_Dataset_
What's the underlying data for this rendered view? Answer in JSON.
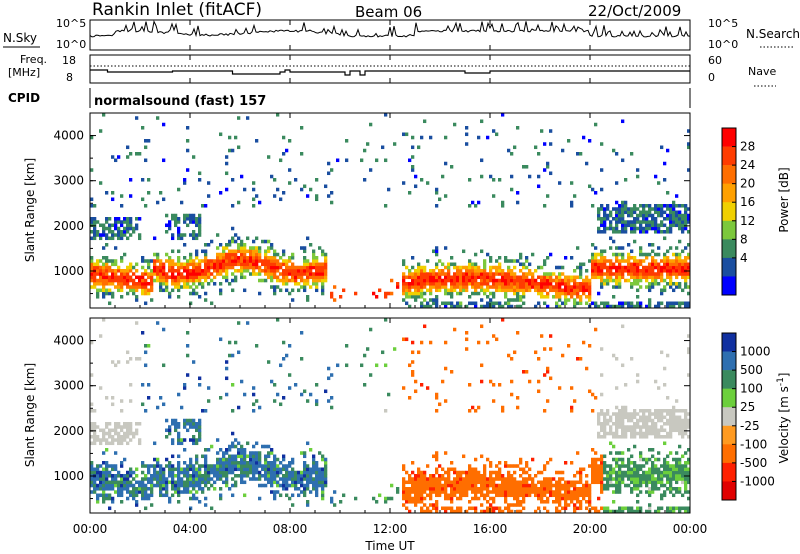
{
  "header": {
    "site": "Rankin Inlet (fitACF)",
    "beam": "Beam 06",
    "date": "22/Oct/2009"
  },
  "noise_panel": {
    "left_label": "N.Sky",
    "right_label": "N.Search",
    "left_ticks": [
      "10^5",
      "10^0"
    ],
    "right_ticks": [
      "10^5",
      "10^0"
    ]
  },
  "freq_panel": {
    "left_label_line1": "Freq.",
    "left_label_line2": "[MHz]",
    "left_ticks": [
      "18",
      "8"
    ],
    "right_ticks": [
      "60",
      "0"
    ],
    "right_label": "Nave"
  },
  "cpid_panel": {
    "label": "CPID",
    "mode_text": "normalsound (fast)  157"
  },
  "chart_data": [
    {
      "type": "heatmap",
      "name": "power",
      "ylabel": "Slant Range [km]",
      "ylim": [
        180,
        4500
      ],
      "yticks": [
        "1000",
        "2000",
        "3000",
        "4000"
      ],
      "colorbar": {
        "label": "Power [dB]",
        "ticks": [
          "28",
          "24",
          "20",
          "16",
          "12",
          "8",
          "4"
        ],
        "colors": [
          "#ff0000",
          "#ff3c00",
          "#ff6e00",
          "#ffa000",
          "#f0d000",
          "#7cc83c",
          "#3a8a5e",
          "#1a4ea0",
          "#0000ff"
        ]
      }
    },
    {
      "type": "heatmap",
      "name": "velocity",
      "ylabel": "Slant Range [km]",
      "ylim": [
        180,
        4500
      ],
      "yticks": [
        "1000",
        "2000",
        "3000",
        "4000"
      ],
      "colorbar": {
        "label": "Velocity [m s^-1]",
        "ticks": [
          "1000",
          "500",
          "100",
          "25",
          "-25",
          "-100",
          "-500",
          "-1000"
        ],
        "colors": [
          "#1030a0",
          "#2e6fb0",
          "#3a8a5e",
          "#6ccf3c",
          "#c8c8c0",
          "#ff9a20",
          "#ff6e00",
          "#ff2000",
          "#e00000"
        ]
      }
    }
  ],
  "x_axis": {
    "ticks": [
      "00:00",
      "04:00",
      "08:00",
      "12:00",
      "16:00",
      "20:00",
      "00:00"
    ],
    "label": "Time UT"
  }
}
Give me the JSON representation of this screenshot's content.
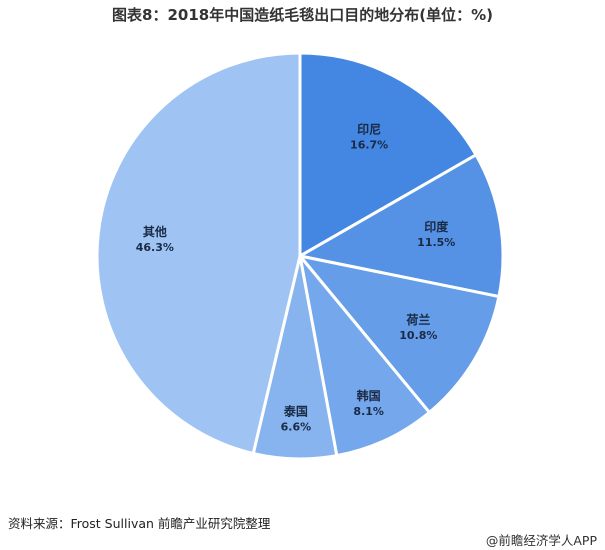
{
  "chart_data": {
    "type": "pie",
    "title": "图表8：2018年中国造纸毛毯出口目的地分布(单位：%)",
    "start_angle": "top",
    "direction": "clockwise",
    "slices": [
      {
        "label": "印尼",
        "value": 16.7,
        "display": "16.7%",
        "color": "#4387e3"
      },
      {
        "label": "印度",
        "value": 11.5,
        "display": "11.5%",
        "color": "#5592e6"
      },
      {
        "label": "荷兰",
        "value": 10.8,
        "display": "10.8%",
        "color": "#659de8"
      },
      {
        "label": "韩国",
        "value": 8.1,
        "display": "8.1%",
        "color": "#74a7eb"
      },
      {
        "label": "泰国",
        "value": 6.6,
        "display": "6.6%",
        "color": "#87b3ee"
      },
      {
        "label": "其他",
        "value": 46.3,
        "display": "46.3%",
        "color": "#9fc4f4"
      }
    ]
  },
  "source": "资料来源：Frost Sullivan 前瞻产业研究院整理",
  "brand": "@前瞻经济学人APP"
}
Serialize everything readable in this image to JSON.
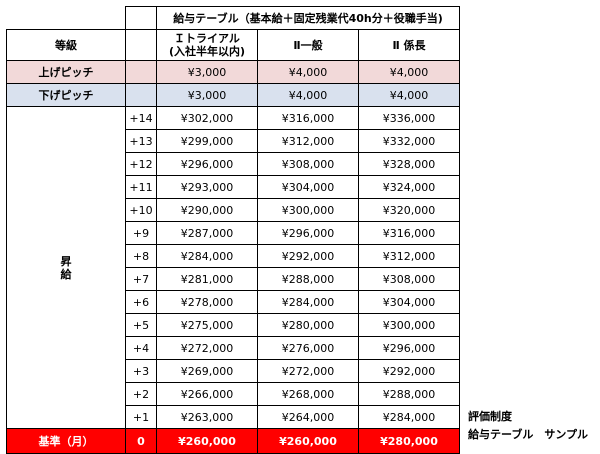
{
  "table": {
    "title": "給与テーブル（基本給＋固定残業代40h分＋役職手当)",
    "header": {
      "grade_label": "等級",
      "grade1_line1": "Ｉトライアル",
      "grade1_line2": "(入社半年以内)",
      "grade2": "Ⅱ一般",
      "grade3": "Ⅱ 係長"
    },
    "pitch_up": {
      "label": "上げピッチ",
      "values": [
        "¥3,000",
        "¥4,000",
        "¥4,000"
      ]
    },
    "pitch_down": {
      "label": "下げピッチ",
      "values": [
        "¥3,000",
        "¥4,000",
        "¥4,000"
      ]
    },
    "promotion_label_1": "昇",
    "promotion_label_2": "給",
    "steps": [
      {
        "step": "+14",
        "values": [
          "¥302,000",
          "¥316,000",
          "¥336,000"
        ]
      },
      {
        "step": "+13",
        "values": [
          "¥299,000",
          "¥312,000",
          "¥332,000"
        ]
      },
      {
        "step": "+12",
        "values": [
          "¥296,000",
          "¥308,000",
          "¥328,000"
        ]
      },
      {
        "step": "+11",
        "values": [
          "¥293,000",
          "¥304,000",
          "¥324,000"
        ]
      },
      {
        "step": "+10",
        "values": [
          "¥290,000",
          "¥300,000",
          "¥320,000"
        ]
      },
      {
        "step": "+9",
        "values": [
          "¥287,000",
          "¥296,000",
          "¥316,000"
        ]
      },
      {
        "step": "+8",
        "values": [
          "¥284,000",
          "¥292,000",
          "¥312,000"
        ]
      },
      {
        "step": "+7",
        "values": [
          "¥281,000",
          "¥288,000",
          "¥308,000"
        ]
      },
      {
        "step": "+6",
        "values": [
          "¥278,000",
          "¥284,000",
          "¥304,000"
        ]
      },
      {
        "step": "+5",
        "values": [
          "¥275,000",
          "¥280,000",
          "¥300,000"
        ]
      },
      {
        "step": "+4",
        "values": [
          "¥272,000",
          "¥276,000",
          "¥296,000"
        ]
      },
      {
        "step": "+3",
        "values": [
          "¥269,000",
          "¥272,000",
          "¥292,000"
        ]
      },
      {
        "step": "+2",
        "values": [
          "¥266,000",
          "¥268,000",
          "¥288,000"
        ]
      },
      {
        "step": "+1",
        "values": [
          "¥263,000",
          "¥264,000",
          "¥284,000"
        ]
      }
    ],
    "base": {
      "label": "基準（月）",
      "step": "0",
      "values": [
        "¥260,000",
        "¥260,000",
        "¥280,000"
      ]
    }
  },
  "colors": {
    "pitch_up_bg": "#f2d9d9",
    "pitch_down_bg": "#d9e1ee",
    "base_bg": "#ff0000"
  },
  "note": {
    "line1": "評価制度",
    "line2": "給与テーブル　サンプル"
  }
}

_Your goal_
Reproduce all of the entries word for word, skipping any pictures they hold.

_Result_
What's the underlying data for this rendered view? Answer in JSON.
{
  "header": {
    "site": "Rankin Inlet (fitACF)",
    "beam": "Beam 06",
    "date": "22/Oct/2009"
  },
  "noise_panel": {
    "left_label": "N.Sky",
    "right_label": "N.Search",
    "left_ticks": [
      "10^5",
      "10^0"
    ],
    "right_ticks": [
      "10^5",
      "10^0"
    ]
  },
  "freq_panel": {
    "left_label_line1": "Freq.",
    "left_label_line2": "[MHz]",
    "left_ticks": [
      "18",
      "8"
    ],
    "right_ticks": [
      "60",
      "0"
    ],
    "right_label": "Nave"
  },
  "cpid_panel": {
    "label": "CPID",
    "mode_text": "normalsound (fast)  157"
  },
  "chart_data": [
    {
      "type": "heatmap",
      "name": "power",
      "ylabel": "Slant Range [km]",
      "ylim": [
        180,
        4500
      ],
      "yticks": [
        "1000",
        "2000",
        "3000",
        "4000"
      ],
      "colorbar": {
        "label": "Power [dB]",
        "ticks": [
          "28",
          "24",
          "20",
          "16",
          "12",
          "8",
          "4"
        ],
        "colors": [
          "#ff0000",
          "#ff3c00",
          "#ff6e00",
          "#ffa000",
          "#f0d000",
          "#7cc83c",
          "#3a8a5e",
          "#1a4ea0",
          "#0000ff"
        ]
      }
    },
    {
      "type": "heatmap",
      "name": "velocity",
      "ylabel": "Slant Range [km]",
      "ylim": [
        180,
        4500
      ],
      "yticks": [
        "1000",
        "2000",
        "3000",
        "4000"
      ],
      "colorbar": {
        "label": "Velocity [m s^-1]",
        "ticks": [
          "1000",
          "500",
          "100",
          "25",
          "-25",
          "-100",
          "-500",
          "-1000"
        ],
        "colors": [
          "#1030a0",
          "#2e6fb0",
          "#3a8a5e",
          "#6ccf3c",
          "#c8c8c0",
          "#ff9a20",
          "#ff6e00",
          "#ff2000",
          "#e00000"
        ]
      }
    }
  ],
  "x_axis": {
    "ticks": [
      "00:00",
      "04:00",
      "08:00",
      "12:00",
      "16:00",
      "20:00",
      "00:00"
    ],
    "label": "Time UT"
  }
}
Give me the JSON representation of this screenshot's content.
{
  "chart_data": {
    "type": "pie",
    "title": "图表8：2018年中国造纸毛毯出口目的地分布(单位：%)",
    "start_angle": "top",
    "direction": "clockwise",
    "slices": [
      {
        "label": "印尼",
        "value": 16.7,
        "display": "16.7%",
        "color": "#4387e3"
      },
      {
        "label": "印度",
        "value": 11.5,
        "display": "11.5%",
        "color": "#5592e6"
      },
      {
        "label": "荷兰",
        "value": 10.8,
        "display": "10.8%",
        "color": "#659de8"
      },
      {
        "label": "韩国",
        "value": 8.1,
        "display": "8.1%",
        "color": "#74a7eb"
      },
      {
        "label": "泰国",
        "value": 6.6,
        "display": "6.6%",
        "color": "#87b3ee"
      },
      {
        "label": "其他",
        "value": 46.3,
        "display": "46.3%",
        "color": "#9fc4f4"
      }
    ]
  },
  "source": "资料来源：Frost Sullivan 前瞻产业研究院整理",
  "brand": "@前瞻经济学人APP"
}
Serialize everything readable in this image to JSON.
{
  "table": {
    "title": "給与テーブル（基本給＋固定残業代40h分＋役職手当)",
    "header": {
      "grade_label": "等級",
      "grade1_line1": "Ｉトライアル",
      "grade1_line2": "(入社半年以内)",
      "grade2": "Ⅱ一般",
      "grade3": "Ⅱ 係長"
    },
    "pitch_up": {
      "label": "上げピッチ",
      "values": [
        "¥3,000",
        "¥4,000",
        "¥4,000"
      ]
    },
    "pitch_down": {
      "label": "下げピッチ",
      "values": [
        "¥3,000",
        "¥4,000",
        "¥4,000"
      ]
    },
    "promotion_label_1": "昇",
    "promotion_label_2": "給",
    "steps": [
      {
        "step": "+14",
        "values": [
          "¥302,000",
          "¥316,000",
          "¥336,000"
        ]
      },
      {
        "step": "+13",
        "values": [
          "¥299,000",
          "¥312,000",
          "¥332,000"
        ]
      },
      {
        "step": "+12",
        "values": [
          "¥296,000",
          "¥308,000",
          "¥328,000"
        ]
      },
      {
        "step": "+11",
        "values": [
          "¥293,000",
          "¥304,000",
          "¥324,000"
        ]
      },
      {
        "step": "+10",
        "values": [
          "¥290,000",
          "¥300,000",
          "¥320,000"
        ]
      },
      {
        "step": "+9",
        "values": [
          "¥287,000",
          "¥296,000",
          "¥316,000"
        ]
      },
      {
        "step": "+8",
        "values": [
          "¥284,000",
          "¥292,000",
          "¥312,000"
        ]
      },
      {
        "step": "+7",
        "values": [
          "¥281,000",
          "¥288,000",
          "¥308,000"
        ]
      },
      {
        "step": "+6",
        "values": [
          "¥278,000",
          "¥284,000",
          "¥304,000"
        ]
      },
      {
        "step": "+5",
        "values": [
          "¥275,000",
          "¥280,000",
          "¥300,000"
        ]
      },
      {
        "step": "+4",
        "values": [
          "¥272,000",
          "¥276,000",
          "¥296,000"
        ]
      },
      {
        "step": "+3",
        "values": [
          "¥269,000",
          "¥272,000",
          "¥292,000"
        ]
      },
      {
        "step": "+2",
        "values": [
          "¥266,000",
          "¥268,000",
          "¥288,000"
        ]
      },
      {
        "step": "+1",
        "values": [
          "¥263,000",
          "¥264,000",
          "¥284,000"
        ]
      }
    ],
    "base": {
      "label": "基準（月）",
      "step": "0",
      "values": [
        "¥260,000",
        "¥260,000",
        "¥280,000"
      ]
    }
  },
  "colors": {
    "pitch_up_bg": "#f2d9d9",
    "pitch_down_bg": "#d9e1ee",
    "base_bg": "#ff0000"
  },
  "note": {
    "line1": "評価制度",
    "line2": "給与テーブル　サンプル"
  }
}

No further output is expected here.